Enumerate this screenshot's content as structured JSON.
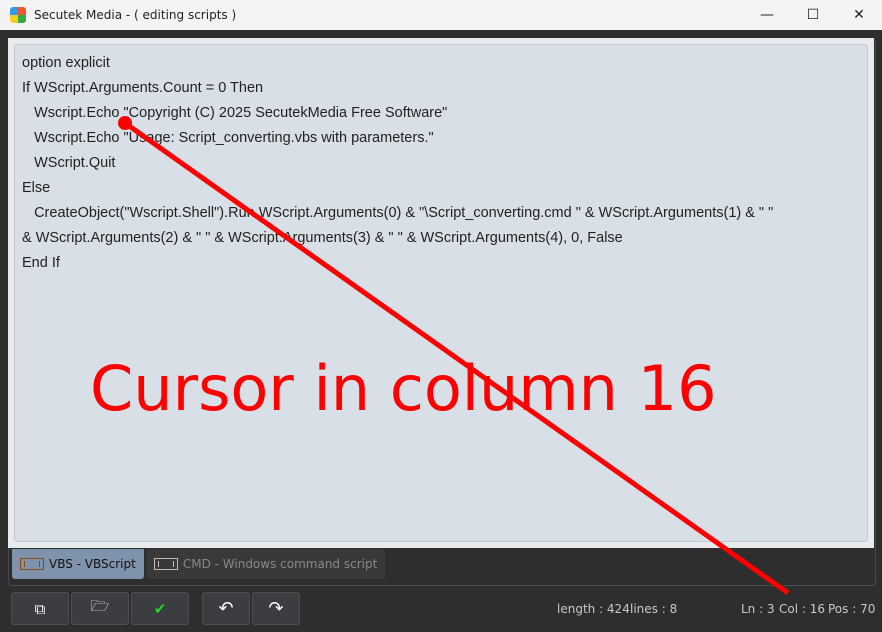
{
  "window": {
    "title": "Secutek Media - ( editing scripts )",
    "minimize": "—",
    "maximize": "☐",
    "close": "✕"
  },
  "editor": {
    "lines": [
      "option explicit",
      "If WScript.Arguments.Count = 0 Then",
      "   Wscript.Echo \"Copyright (C) 2025 SecutekMedia Free Software\"",
      "   Wscript.Echo \"Usage: Script_converting.vbs with parameters.\"",
      "   WScript.Quit",
      "Else",
      "   CreateObject(\"Wscript.Shell\").Run WScript.Arguments(0) & \"\\Script_converting.cmd \" & WScript.Arguments(1) & \" \"",
      "& WScript.Arguments(2) & \" \" & WScript.Arguments(3) & \" \" & WScript.Arguments(4), 0, False",
      "End If"
    ]
  },
  "tabs": [
    {
      "label": "VBS - VBScript",
      "active": true
    },
    {
      "label": "CMD - Windows command script",
      "active": false
    }
  ],
  "toolbar": {
    "copy": "⧉",
    "open": "🗁",
    "apply": "✔",
    "undo": "↶",
    "redo": "↷"
  },
  "status": {
    "length": "length : 424",
    "lines": "lines : 8",
    "ln": "Ln : 3",
    "col": "Col : 16",
    "pos": "Pos : 70"
  },
  "annotation": {
    "text": "Cursor in column 16",
    "color": "#ff0000"
  }
}
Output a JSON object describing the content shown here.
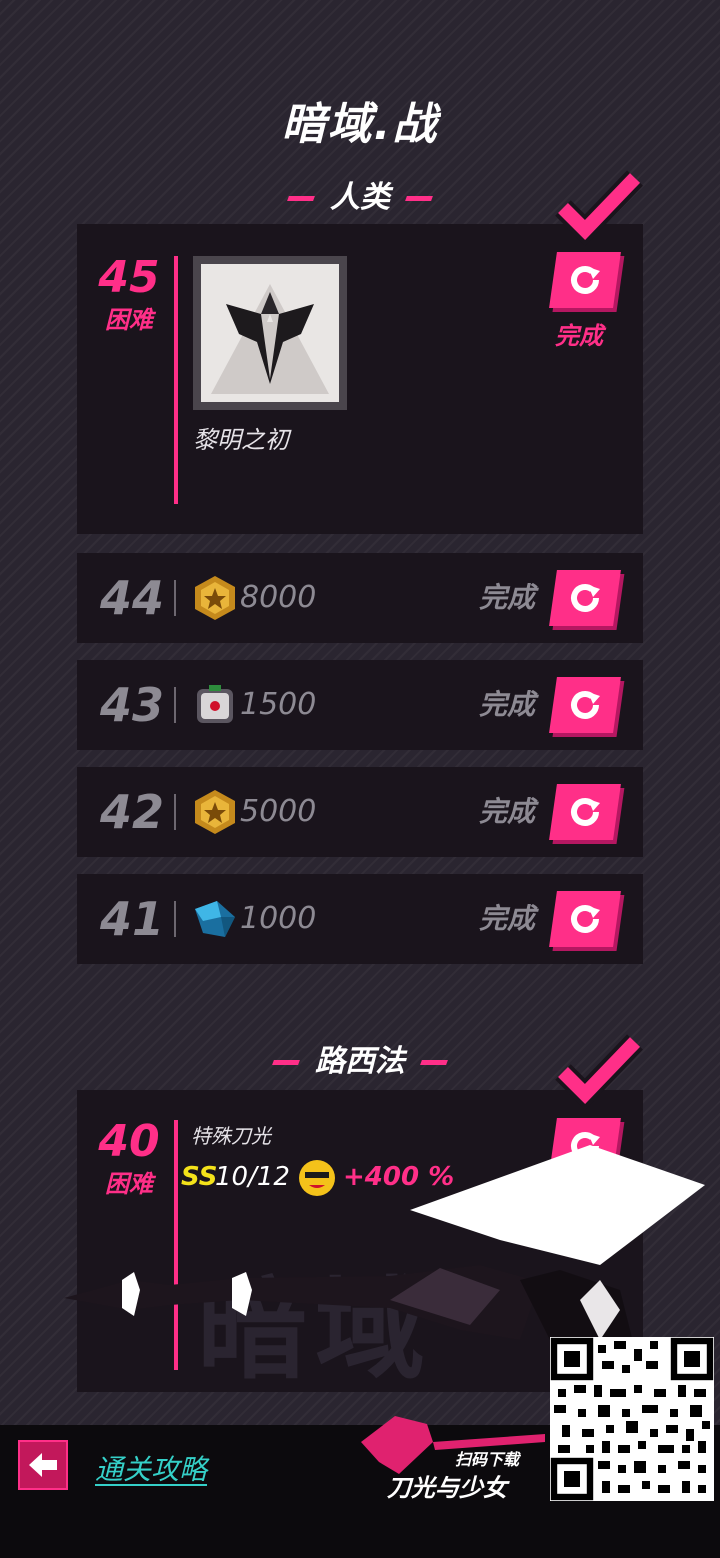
{
  "title": "暗域.战",
  "sections": [
    {
      "name": "人类",
      "featured": {
        "level": "45",
        "difficulty": "困难",
        "reward_name": "黎明之初",
        "status": "完成"
      },
      "rows": [
        {
          "level": "44",
          "reward_icon": "gold-coin-icon",
          "amount": "8000",
          "status": "完成"
        },
        {
          "level": "43",
          "reward_icon": "robot-head-icon",
          "amount": "1500",
          "status": "完成"
        },
        {
          "level": "42",
          "reward_icon": "gold-coin-icon",
          "amount": "5000",
          "status": "完成"
        },
        {
          "level": "41",
          "reward_icon": "blue-crystal-icon",
          "amount": "1000",
          "status": "完成"
        }
      ]
    },
    {
      "name": "路西法",
      "featured": {
        "level": "40",
        "difficulty": "困难",
        "reward_type": "特殊刀光",
        "rank": "SS",
        "progress": "10/12",
        "bonus": "+400 %",
        "watermark": "暗域"
      }
    }
  ],
  "footer": {
    "guide_link": "通关攻略",
    "promo_scan": "扫码下载",
    "promo_title": "刀光与少女"
  },
  "colors": {
    "accent": "#ff2f88",
    "panel": "#1a141c",
    "muted_text": "#8d8a93",
    "link": "#35d0c8",
    "rank": "#f4e21a"
  }
}
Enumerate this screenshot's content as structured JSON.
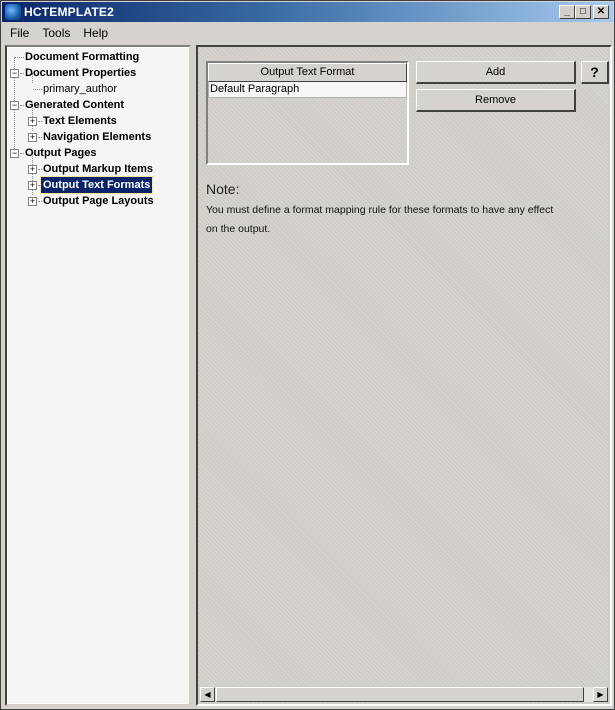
{
  "window": {
    "title": "HCTEMPLATE2",
    "icon": "app-globe-icon",
    "controls": {
      "minimize": "_",
      "maximize": "□",
      "close": "✕"
    }
  },
  "menubar": {
    "items": [
      {
        "label": "File"
      },
      {
        "label": "Tools"
      },
      {
        "label": "Help"
      }
    ]
  },
  "tree": {
    "items": [
      {
        "label": "Document Formatting",
        "level": 0,
        "expander": null,
        "bold": true
      },
      {
        "label": "Document Properties",
        "level": 0,
        "expander": "−",
        "bold": true
      },
      {
        "label": "primary_author",
        "level": 1,
        "expander": null,
        "bold": false
      },
      {
        "label": "Generated Content",
        "level": 0,
        "expander": "−",
        "bold": true
      },
      {
        "label": "Text Elements",
        "level": 1,
        "expander": "+",
        "bold": true
      },
      {
        "label": "Navigation Elements",
        "level": 1,
        "expander": "+",
        "bold": true
      },
      {
        "label": "Output Pages",
        "level": 0,
        "expander": "−",
        "bold": true
      },
      {
        "label": "Output Markup Items",
        "level": 1,
        "expander": "+",
        "bold": true
      },
      {
        "label": "Output Text Formats",
        "level": 1,
        "expander": "+",
        "bold": true,
        "selected": true
      },
      {
        "label": "Output Page Layouts",
        "level": 1,
        "expander": "+",
        "bold": true
      }
    ]
  },
  "content": {
    "list": {
      "header": "Output Text Format",
      "rows": [
        "Default Paragraph"
      ]
    },
    "buttons": {
      "add": "Add",
      "remove": "Remove",
      "help": "?"
    },
    "note": {
      "title": "Note:",
      "text": "You must define a format mapping rule for these formats to have any effect on the output."
    },
    "scrollbar": {
      "left_arrow": "◀",
      "right_arrow": "▶"
    }
  }
}
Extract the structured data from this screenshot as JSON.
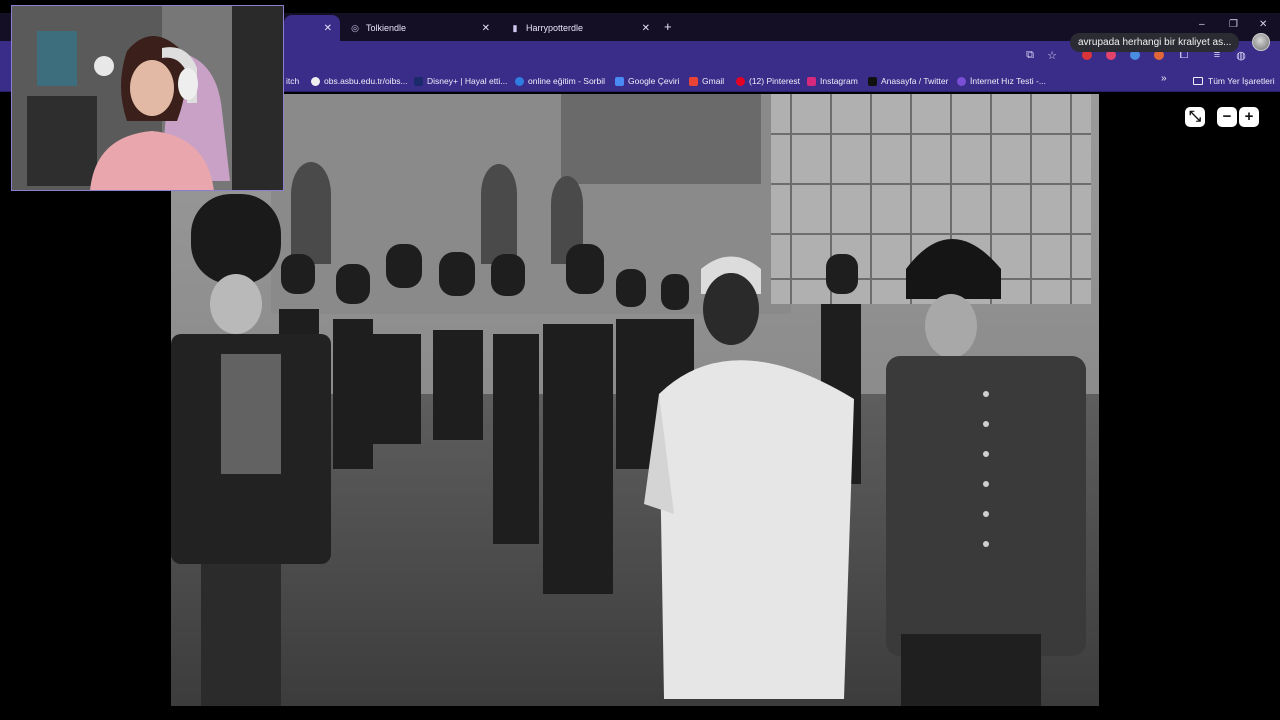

━━━━━━

**What to do**
Pictures in the records above should not be copied. Repeat everything else exactly.

**Solution for this problem**
Enumerate this screenshot's content as structured JSON.
{
  "window": {
    "title": "Secutek Media - ( editing scripts )",
    "minimize": "—",
    "maximize": "☐",
    "close": "✕"
  },
  "editor": {
    "lines": [
      "option explicit",
      "If WScript.Arguments.Count = 0 Then",
      "   Wscript.Echo \"Copyright (C) 2025 SecutekMedia Free Software\"",
      "   Wscript.Echo \"Usage: Script_converting.vbs with parameters.\"",
      "   WScript.Quit",
      "Else",
      "   CreateObject(\"Wscript.Shell\").Run WScript.Arguments(0) & \"\\Script_converting.cmd \" & WScript.Arguments(1) & \" \"",
      "& WScript.Arguments(2) & \" \" & WScript.Arguments(3) & \" \" & WScript.Arguments(4), 0, False",
      "End If"
    ]
  },
  "tabs": [
    {
      "label": "VBS - VBScript",
      "active": true
    },
    {
      "label": "CMD - Windows command script",
      "active": false
    }
  ],
  "toolbar": {
    "copy": "⧉",
    "open": "🗁",
    "apply": "✔",
    "undo": "↶",
    "redo": "↷"
  },
  "status": {
    "length": "length : 424",
    "lines": "lines : 8",
    "ln": "Ln : 3",
    "col": "Col : 16",
    "pos": "Pos : 70"
  },
  "annotation": {
    "text": "Cursor in column 16",
    "color": "#ff0000"
  }
}
Output a JSON object describing the content shown here.
{
  "title": "暗域.战",
  "sections": [
    {
      "name": "人类",
      "featured": {
        "level": "45",
        "difficulty": "困难",
        "reward_name": "黎明之初",
        "status": "完成"
      },
      "rows": [
        {
          "level": "44",
          "reward_icon": "gold-coin-icon",
          "amount": "8000",
          "status": "完成"
        },
        {
          "level": "43",
          "reward_icon": "robot-head-icon",
          "amount": "1500",
          "status": "完成"
        },
        {
          "level": "42",
          "reward_icon": "gold-coin-icon",
          "amount": "5000",
          "status": "完成"
        },
        {
          "level": "41",
          "reward_icon": "blue-crystal-icon",
          "amount": "1000",
          "status": "完成"
        }
      ]
    },
    {
      "name": "路西法",
      "featured": {
        "level": "40",
        "difficulty": "困难",
        "reward_type": "特殊刀光",
        "rank": "SS",
        "progress": "10/12",
        "bonus": "+400 %",
        "watermark": "暗域"
      }
    }
  ],
  "footer": {
    "guide_link": "通关攻略",
    "promo_scan": "扫码下载",
    "promo_title": "刀光与少女"
  },
  "colors": {
    "accent": "#ff2f88",
    "panel": "#1a141c",
    "muted_text": "#8d8a93",
    "link": "#35d0c8",
    "rank": "#f4e21a"
  }
}
Enumerate this screenshot's content as structured JSON.
{
  "window": {
    "title": "HCTEMPLATE2",
    "icon": "app-globe-icon",
    "controls": {
      "minimize": "_",
      "maximize": "□",
      "close": "✕"
    }
  },
  "menubar": {
    "items": [
      {
        "label": "File"
      },
      {
        "label": "Tools"
      },
      {
        "label": "Help"
      }
    ]
  },
  "tree": {
    "items": [
      {
        "label": "Document Formatting",
        "level": 0,
        "expander": null,
        "bold": true
      },
      {
        "label": "Document Properties",
        "level": 0,
        "expander": "−",
        "bold": true
      },
      {
        "label": "primary_author",
        "level": 1,
        "expander": null,
        "bold": false
      },
      {
        "label": "Generated Content",
        "level": 0,
        "expander": "−",
        "bold": true
      },
      {
        "label": "Text Elements",
        "level": 1,
        "expander": "+",
        "bold": true
      },
      {
        "label": "Navigation Elements",
        "level": 1,
        "expander": "+",
        "bold": true
      },
      {
        "label": "Output Pages",
        "level": 0,
        "expander": "−",
        "bold": true
      },
      {
        "label": "Output Markup Items",
        "level": 1,
        "expander": "+",
        "bold": true
      },
      {
        "label": "Output Text Formats",
        "level": 1,
        "expander": "+",
        "bold": true,
        "selected": true
      },
      {
        "label": "Output Page Layouts",
        "level": 1,
        "expander": "+",
        "bold": true
      }
    ]
  },
  "content": {
    "list": {
      "header": "Output Text Format",
      "rows": [
        "Default Paragraph"
      ]
    },
    "buttons": {
      "add": "Add",
      "remove": "Remove",
      "help": "?"
    },
    "note": {
      "title": "Note:",
      "text": "You must define a format mapping rule for these formats to have any effect on the output."
    },
    "scrollbar": {
      "left_arrow": "◀",
      "right_arrow": "▶"
    }
  }
}
Extract the structured data from this screenshot as JSON.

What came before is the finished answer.